## WHAT IS EXPECTED
Could you write out the records below exactly as they appear?

[Recorded data]
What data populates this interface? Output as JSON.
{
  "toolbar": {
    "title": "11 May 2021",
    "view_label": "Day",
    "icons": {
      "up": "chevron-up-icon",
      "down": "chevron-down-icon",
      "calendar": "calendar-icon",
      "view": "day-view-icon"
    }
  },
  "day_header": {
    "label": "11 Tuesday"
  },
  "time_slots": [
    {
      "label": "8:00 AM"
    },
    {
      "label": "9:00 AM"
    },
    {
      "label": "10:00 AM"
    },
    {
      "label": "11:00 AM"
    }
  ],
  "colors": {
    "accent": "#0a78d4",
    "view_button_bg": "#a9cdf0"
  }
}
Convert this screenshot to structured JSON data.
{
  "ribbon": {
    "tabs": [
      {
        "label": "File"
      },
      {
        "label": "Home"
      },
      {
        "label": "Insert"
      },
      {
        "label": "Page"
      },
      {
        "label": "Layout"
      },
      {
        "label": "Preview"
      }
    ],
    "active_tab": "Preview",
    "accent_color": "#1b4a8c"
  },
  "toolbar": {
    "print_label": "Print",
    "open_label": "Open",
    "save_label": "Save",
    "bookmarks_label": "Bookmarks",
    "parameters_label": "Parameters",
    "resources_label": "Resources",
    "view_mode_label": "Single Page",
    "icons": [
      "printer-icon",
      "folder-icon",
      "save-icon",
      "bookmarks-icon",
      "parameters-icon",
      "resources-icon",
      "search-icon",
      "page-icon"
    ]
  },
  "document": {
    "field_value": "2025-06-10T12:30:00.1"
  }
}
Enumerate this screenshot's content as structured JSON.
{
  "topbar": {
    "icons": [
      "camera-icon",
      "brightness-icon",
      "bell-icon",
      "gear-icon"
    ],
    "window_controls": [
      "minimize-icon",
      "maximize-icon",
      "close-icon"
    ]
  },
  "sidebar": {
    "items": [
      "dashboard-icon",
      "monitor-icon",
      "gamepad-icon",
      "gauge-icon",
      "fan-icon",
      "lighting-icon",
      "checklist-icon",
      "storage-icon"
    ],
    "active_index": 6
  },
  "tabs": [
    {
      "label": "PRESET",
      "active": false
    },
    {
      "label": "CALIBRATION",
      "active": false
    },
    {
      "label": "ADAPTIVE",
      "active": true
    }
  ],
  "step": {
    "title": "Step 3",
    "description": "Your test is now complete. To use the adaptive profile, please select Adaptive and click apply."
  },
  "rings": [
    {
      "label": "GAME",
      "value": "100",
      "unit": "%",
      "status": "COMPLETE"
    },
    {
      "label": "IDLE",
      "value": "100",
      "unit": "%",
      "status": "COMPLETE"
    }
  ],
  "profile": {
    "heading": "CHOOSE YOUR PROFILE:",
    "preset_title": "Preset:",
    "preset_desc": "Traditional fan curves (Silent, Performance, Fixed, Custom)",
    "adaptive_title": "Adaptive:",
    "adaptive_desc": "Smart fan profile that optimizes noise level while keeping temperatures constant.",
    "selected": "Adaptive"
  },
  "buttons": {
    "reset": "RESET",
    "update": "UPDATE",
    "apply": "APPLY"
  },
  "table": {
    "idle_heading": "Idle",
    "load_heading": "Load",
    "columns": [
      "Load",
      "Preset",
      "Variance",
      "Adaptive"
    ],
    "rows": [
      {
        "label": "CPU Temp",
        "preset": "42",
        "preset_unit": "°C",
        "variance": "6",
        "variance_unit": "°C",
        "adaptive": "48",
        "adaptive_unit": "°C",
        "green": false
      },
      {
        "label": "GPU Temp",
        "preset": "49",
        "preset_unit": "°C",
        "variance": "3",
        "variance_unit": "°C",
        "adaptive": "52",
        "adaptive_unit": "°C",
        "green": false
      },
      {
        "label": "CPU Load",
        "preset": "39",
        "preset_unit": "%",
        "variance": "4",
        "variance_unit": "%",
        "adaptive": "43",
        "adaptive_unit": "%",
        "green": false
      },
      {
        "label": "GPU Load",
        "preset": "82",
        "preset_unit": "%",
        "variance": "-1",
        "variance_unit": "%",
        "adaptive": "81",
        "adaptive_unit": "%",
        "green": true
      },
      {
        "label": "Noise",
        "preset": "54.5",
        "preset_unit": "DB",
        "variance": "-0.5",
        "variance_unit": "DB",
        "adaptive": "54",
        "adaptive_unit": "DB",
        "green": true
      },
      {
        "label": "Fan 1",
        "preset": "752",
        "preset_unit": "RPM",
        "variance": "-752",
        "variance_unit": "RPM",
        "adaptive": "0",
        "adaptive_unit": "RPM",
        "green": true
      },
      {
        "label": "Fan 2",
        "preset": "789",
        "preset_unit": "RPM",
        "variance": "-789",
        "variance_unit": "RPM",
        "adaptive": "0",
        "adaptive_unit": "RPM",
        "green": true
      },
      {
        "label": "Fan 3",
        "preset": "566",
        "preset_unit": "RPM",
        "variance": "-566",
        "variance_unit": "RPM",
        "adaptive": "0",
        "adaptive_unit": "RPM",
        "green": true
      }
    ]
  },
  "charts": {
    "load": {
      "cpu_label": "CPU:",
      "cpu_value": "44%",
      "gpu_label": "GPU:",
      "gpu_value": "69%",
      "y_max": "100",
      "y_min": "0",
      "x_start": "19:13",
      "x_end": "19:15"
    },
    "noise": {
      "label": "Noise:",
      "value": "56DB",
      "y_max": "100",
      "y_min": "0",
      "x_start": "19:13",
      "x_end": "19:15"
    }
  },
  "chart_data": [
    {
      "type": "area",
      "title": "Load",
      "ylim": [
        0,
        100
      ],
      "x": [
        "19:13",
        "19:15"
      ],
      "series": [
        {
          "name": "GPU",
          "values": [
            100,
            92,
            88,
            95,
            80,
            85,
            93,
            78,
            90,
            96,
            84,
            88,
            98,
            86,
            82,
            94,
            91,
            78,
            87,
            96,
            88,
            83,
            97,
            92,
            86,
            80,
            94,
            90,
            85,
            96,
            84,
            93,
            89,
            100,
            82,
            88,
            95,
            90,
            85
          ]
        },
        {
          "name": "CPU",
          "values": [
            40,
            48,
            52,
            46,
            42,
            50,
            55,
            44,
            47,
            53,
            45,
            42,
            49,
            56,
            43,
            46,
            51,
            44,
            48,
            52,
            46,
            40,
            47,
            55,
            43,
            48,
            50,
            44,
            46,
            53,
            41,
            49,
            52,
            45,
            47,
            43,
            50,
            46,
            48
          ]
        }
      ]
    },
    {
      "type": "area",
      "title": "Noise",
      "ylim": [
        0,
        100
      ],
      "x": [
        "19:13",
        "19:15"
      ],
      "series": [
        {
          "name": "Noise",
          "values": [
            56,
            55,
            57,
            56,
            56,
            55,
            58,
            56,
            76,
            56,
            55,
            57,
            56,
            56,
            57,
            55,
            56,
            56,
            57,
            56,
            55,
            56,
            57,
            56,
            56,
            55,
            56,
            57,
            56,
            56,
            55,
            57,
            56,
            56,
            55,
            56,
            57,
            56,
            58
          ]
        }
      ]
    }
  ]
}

## THE ANSWER
What data populates this interface? Output as JSON.
{
  "toolbar": {
    "title": "11 May 2021",
    "view_label": "Day",
    "icons": {
      "up": "chevron-up-icon",
      "down": "chevron-down-icon",
      "calendar": "calendar-icon",
      "view": "day-view-icon"
    }
  },
  "day_header": {
    "label": "11 Tuesday"
  },
  "time_slots": [
    {
      "label": "8:00 AM"
    },
    {
      "label": "9:00 AM"
    },
    {
      "label": "10:00 AM"
    },
    {
      "label": "11:00 AM"
    }
  ],
  "colors": {
    "accent": "#0a78d4",
    "view_button_bg": "#a9cdf0"
  }
}
Convert this screenshot to structured JSON data.
{
  "ribbon": {
    "tabs": [
      {
        "label": "File"
      },
      {
        "label": "Home"
      },
      {
        "label": "Insert"
      },
      {
        "label": "Page"
      },
      {
        "label": "Layout"
      },
      {
        "label": "Preview"
      }
    ],
    "active_tab": "Preview",
    "accent_color": "#1b4a8c"
  },
  "toolbar": {
    "print_label": "Print",
    "open_label": "Open",
    "save_label": "Save",
    "bookmarks_label": "Bookmarks",
    "parameters_label": "Parameters",
    "resources_label": "Resources",
    "view_mode_label": "Single Page",
    "icons": [
      "printer-icon",
      "folder-icon",
      "save-icon",
      "bookmarks-icon",
      "parameters-icon",
      "resources-icon",
      "search-icon",
      "page-icon"
    ]
  },
  "document": {
    "field_value": "2025-06-10T12:30:00.1"
  }
}
Enumerate this screenshot's content as structured JSON.
{
  "topbar": {
    "icons": [
      "camera-icon",
      "brightness-icon",
      "bell-icon",
      "gear-icon"
    ],
    "window_controls": [
      "minimize-icon",
      "maximize-icon",
      "close-icon"
    ]
  },
  "sidebar": {
    "items": [
      "dashboard-icon",
      "monitor-icon",
      "gamepad-icon",
      "gauge-icon",
      "fan-icon",
      "lighting-icon",
      "checklist-icon",
      "storage-icon"
    ],
    "active_index": 6
  },
  "tabs": [
    {
      "label": "PRESET",
      "active": false
    },
    {
      "label": "CALIBRATION",
      "active": false
    },
    {
      "label": "ADAPTIVE",
      "active": true
    }
  ],
  "step": {
    "title": "Step 3",
    "description": "Your test is now complete. To use the adaptive profile, please select Adaptive and click apply."
  },
  "rings": [
    {
      "label": "GAME",
      "value": "100",
      "unit": "%",
      "status": "COMPLETE"
    },
    {
      "label": "IDLE",
      "value": "100",
      "unit": "%",
      "status": "COMPLETE"
    }
  ],
  "profile": {
    "heading": "CHOOSE YOUR PROFILE:",
    "preset_title": "Preset:",
    "preset_desc": "Traditional fan curves (Silent, Performance, Fixed, Custom)",
    "adaptive_title": "Adaptive:",
    "adaptive_desc": "Smart fan profile that optimizes noise level while keeping temperatures constant.",
    "selected": "Adaptive"
  },
  "buttons": {
    "reset": "RESET",
    "update": "UPDATE",
    "apply": "APPLY"
  },
  "table": {
    "idle_heading": "Idle",
    "load_heading": "Load",
    "columns": [
      "Load",
      "Preset",
      "Variance",
      "Adaptive"
    ],
    "rows": [
      {
        "label": "CPU Temp",
        "preset": "42",
        "preset_unit": "°C",
        "variance": "6",
        "variance_unit": "°C",
        "adaptive": "48",
        "adaptive_unit": "°C",
        "green": false
      },
      {
        "label": "GPU Temp",
        "preset": "49",
        "preset_unit": "°C",
        "variance": "3",
        "variance_unit": "°C",
        "adaptive": "52",
        "adaptive_unit": "°C",
        "green": false
      },
      {
        "label": "CPU Load",
        "preset": "39",
        "preset_unit": "%",
        "variance": "4",
        "variance_unit": "%",
        "adaptive": "43",
        "adaptive_unit": "%",
        "green": false
      },
      {
        "label": "GPU Load",
        "preset": "82",
        "preset_unit": "%",
        "variance": "-1",
        "variance_unit": "%",
        "adaptive": "81",
        "adaptive_unit": "%",
        "green": true
      },
      {
        "label": "Noise",
        "preset": "54.5",
        "preset_unit": "DB",
        "variance": "-0.5",
        "variance_unit": "DB",
        "adaptive": "54",
        "adaptive_unit": "DB",
        "green": true
      },
      {
        "label": "Fan 1",
        "preset": "752",
        "preset_unit": "RPM",
        "variance": "-752",
        "variance_unit": "RPM",
        "adaptive": "0",
        "adaptive_unit": "RPM",
        "green": true
      },
      {
        "label": "Fan 2",
        "preset": "789",
        "preset_unit": "RPM",
        "variance": "-789",
        "variance_unit": "RPM",
        "adaptive": "0",
        "adaptive_unit": "RPM",
        "green": true
      },
      {
        "label": "Fan 3",
        "preset": "566",
        "preset_unit": "RPM",
        "variance": "-566",
        "variance_unit": "RPM",
        "adaptive": "0",
        "adaptive_unit": "RPM",
        "green": true
      }
    ]
  },
  "charts": {
    "load": {
      "cpu_label": "CPU:",
      "cpu_value": "44%",
      "gpu_label": "GPU:",
      "gpu_value": "69%",
      "y_max": "100",
      "y_min": "0",
      "x_start": "19:13",
      "x_end": "19:15"
    },
    "noise": {
      "label": "Noise:",
      "value": "56DB",
      "y_max": "100",
      "y_min": "0",
      "x_start": "19:13",
      "x_end": "19:15"
    }
  },
  "chart_data": [
    {
      "type": "area",
      "title": "Load",
      "ylim": [
        0,
        100
      ],
      "x": [
        "19:13",
        "19:15"
      ],
      "series": [
        {
          "name": "GPU",
          "values": [
            100,
            92,
            88,
            95,
            80,
            85,
            93,
            78,
            90,
            96,
            84,
            88,
            98,
            86,
            82,
            94,
            91,
            78,
            87,
            96,
            88,
            83,
            97,
            92,
            86,
            80,
            94,
            90,
            85,
            96,
            84,
            93,
            89,
            100,
            82,
            88,
            95,
            90,
            85
          ]
        },
        {
          "name": "CPU",
          "values": [
            40,
            48,
            52,
            46,
            42,
            50,
            55,
            44,
            47,
            53,
            45,
            42,
            49,
            56,
            43,
            46,
            51,
            44,
            48,
            52,
            46,
            40,
            47,
            55,
            43,
            48,
            50,
            44,
            46,
            53,
            41,
            49,
            52,
            45,
            47,
            43,
            50,
            46,
            48
          ]
        }
      ]
    },
    {
      "type": "area",
      "title": "Noise",
      "ylim": [
        0,
        100
      ],
      "x": [
        "19:13",
        "19:15"
      ],
      "series": [
        {
          "name": "Noise",
          "values": [
            56,
            55,
            57,
            56,
            56,
            55,
            58,
            56,
            76,
            56,
            55,
            57,
            56,
            56,
            57,
            55,
            56,
            56,
            57,
            56,
            55,
            56,
            57,
            56,
            56,
            55,
            56,
            57,
            56,
            56,
            55,
            57,
            56,
            56,
            55,
            56,
            57,
            56,
            58
          ]
        }
      ]
    }
  ]
}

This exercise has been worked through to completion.